[Items from a dataset]
┏━━

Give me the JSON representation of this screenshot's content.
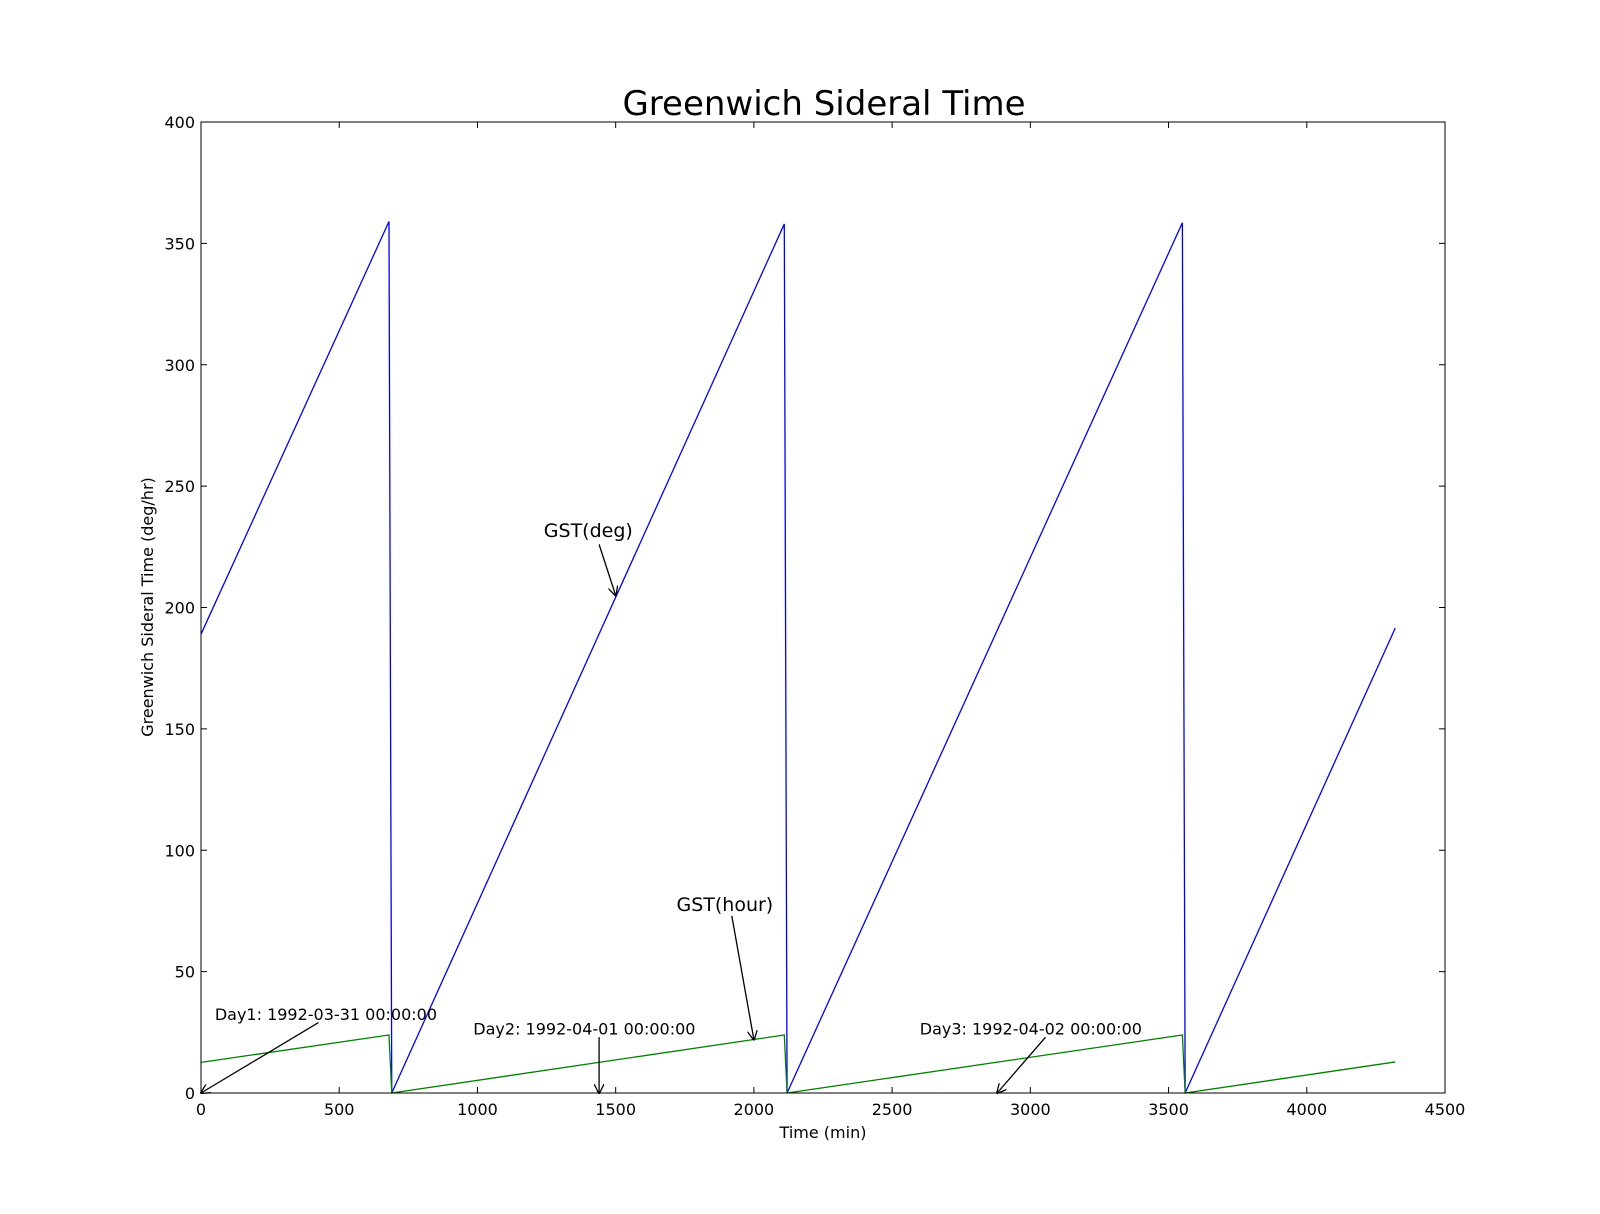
{
  "chart_data": {
    "type": "line",
    "title": "Greenwich Sideral Time",
    "xlabel": "Time (min)",
    "ylabel": "Greenwich Sideral Time (deg/hr)",
    "xlim": [
      0,
      4500
    ],
    "ylim": [
      0,
      400
    ],
    "x_ticks": [
      0,
      500,
      1000,
      1500,
      2000,
      2500,
      3000,
      3500,
      4000,
      4500
    ],
    "y_ticks": [
      0,
      50,
      100,
      150,
      200,
      250,
      300,
      350,
      400
    ],
    "x_tick_labels": [
      "0",
      "500",
      "1000",
      "1500",
      "2000",
      "2500",
      "3000",
      "3500",
      "4000",
      "4500"
    ],
    "y_tick_labels": [
      "0",
      "50",
      "100",
      "150",
      "200",
      "250",
      "300",
      "350",
      "400"
    ],
    "grid": false,
    "series": [
      {
        "color": "#0000ff",
        "x": [
          0,
          680,
          690,
          2110,
          2120,
          3550,
          3560,
          4320
        ],
        "y": [
          189,
          359,
          0,
          358,
          0,
          358.5,
          0,
          191.5
        ]
      },
      {
        "color": "#008000",
        "x": [
          0,
          680,
          690,
          2110,
          2120,
          3550,
          3560,
          4320
        ],
        "y": [
          12.6,
          23.9,
          0,
          23.9,
          0,
          23.9,
          0,
          12.8
        ]
      }
    ],
    "annotations": [
      {
        "text": "GST(deg)",
        "size": "big",
        "text_x": 1240,
        "text_y": 229,
        "arrow_from": [
          1440,
          226
        ],
        "arrow_to": [
          1500,
          205
        ]
      },
      {
        "text": "GST(hour)",
        "size": "big",
        "text_x": 1720,
        "text_y": 75,
        "arrow_from": [
          1920,
          73
        ],
        "arrow_to": [
          2000,
          22
        ]
      },
      {
        "text": "Day1: 1992-03-31 00:00:00",
        "size": "small",
        "text_x": 50,
        "text_y": 30,
        "arrow_from": [
          425,
          29
        ],
        "arrow_to": [
          0,
          0
        ]
      },
      {
        "text": "Day2: 1992-04-01 00:00:00",
        "size": "small",
        "text_x": 985,
        "text_y": 24,
        "arrow_from": [
          1440,
          23
        ],
        "arrow_to": [
          1440,
          0
        ]
      },
      {
        "text": "Day3: 1992-04-02 00:00:00",
        "size": "small",
        "text_x": 2600,
        "text_y": 24,
        "arrow_from": [
          3055,
          23
        ],
        "arrow_to": [
          2880,
          0
        ]
      }
    ]
  }
}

┗━━

• _Stated task_
The records above are to be restated exactly, without their pictures.

• _Problem solution_
Give me the JSON representation of this screenshot's content.
{
  "chart_data": {
    "type": "line",
    "title": "Greenwich Sideral Time",
    "xlabel": "Time (min)",
    "ylabel": "Greenwich Sideral Time (deg/hr)",
    "xlim": [
      0,
      4500
    ],
    "ylim": [
      0,
      400
    ],
    "x_ticks": [
      0,
      500,
      1000,
      1500,
      2000,
      2500,
      3000,
      3500,
      4000,
      4500
    ],
    "y_ticks": [
      0,
      50,
      100,
      150,
      200,
      250,
      300,
      350,
      400
    ],
    "x_tick_labels": [
      "0",
      "500",
      "1000",
      "1500",
      "2000",
      "2500",
      "3000",
      "3500",
      "4000",
      "4500"
    ],
    "y_tick_labels": [
      "0",
      "50",
      "100",
      "150",
      "200",
      "250",
      "300",
      "350",
      "400"
    ],
    "grid": false,
    "series": [
      {
        "color": "#0000ff",
        "x": [
          0,
          680,
          690,
          2110,
          2120,
          3550,
          3560,
          4320
        ],
        "y": [
          189,
          359,
          0,
          358,
          0,
          358.5,
          0,
          191.5
        ]
      },
      {
        "color": "#008000",
        "x": [
          0,
          680,
          690,
          2110,
          2120,
          3550,
          3560,
          4320
        ],
        "y": [
          12.6,
          23.9,
          0,
          23.9,
          0,
          23.9,
          0,
          12.8
        ]
      }
    ],
    "annotations": [
      {
        "text": "GST(deg)",
        "size": "big",
        "text_x": 1240,
        "text_y": 229,
        "arrow_from": [
          1440,
          226
        ],
        "arrow_to": [
          1500,
          205
        ]
      },
      {
        "text": "GST(hour)",
        "size": "big",
        "text_x": 1720,
        "text_y": 75,
        "arrow_from": [
          1920,
          73
        ],
        "arrow_to": [
          2000,
          22
        ]
      },
      {
        "text": "Day1: 1992-03-31 00:00:00",
        "size": "small",
        "text_x": 50,
        "text_y": 30,
        "arrow_from": [
          425,
          29
        ],
        "arrow_to": [
          0,
          0
        ]
      },
      {
        "text": "Day2: 1992-04-01 00:00:00",
        "size": "small",
        "text_x": 985,
        "text_y": 24,
        "arrow_from": [
          1440,
          23
        ],
        "arrow_to": [
          1440,
          0
        ]
      },
      {
        "text": "Day3: 1992-04-02 00:00:00",
        "size": "small",
        "text_x": 2600,
        "text_y": 24,
        "arrow_from": [
          3055,
          23
        ],
        "arrow_to": [
          2880,
          0
        ]
      }
    ]
  }
}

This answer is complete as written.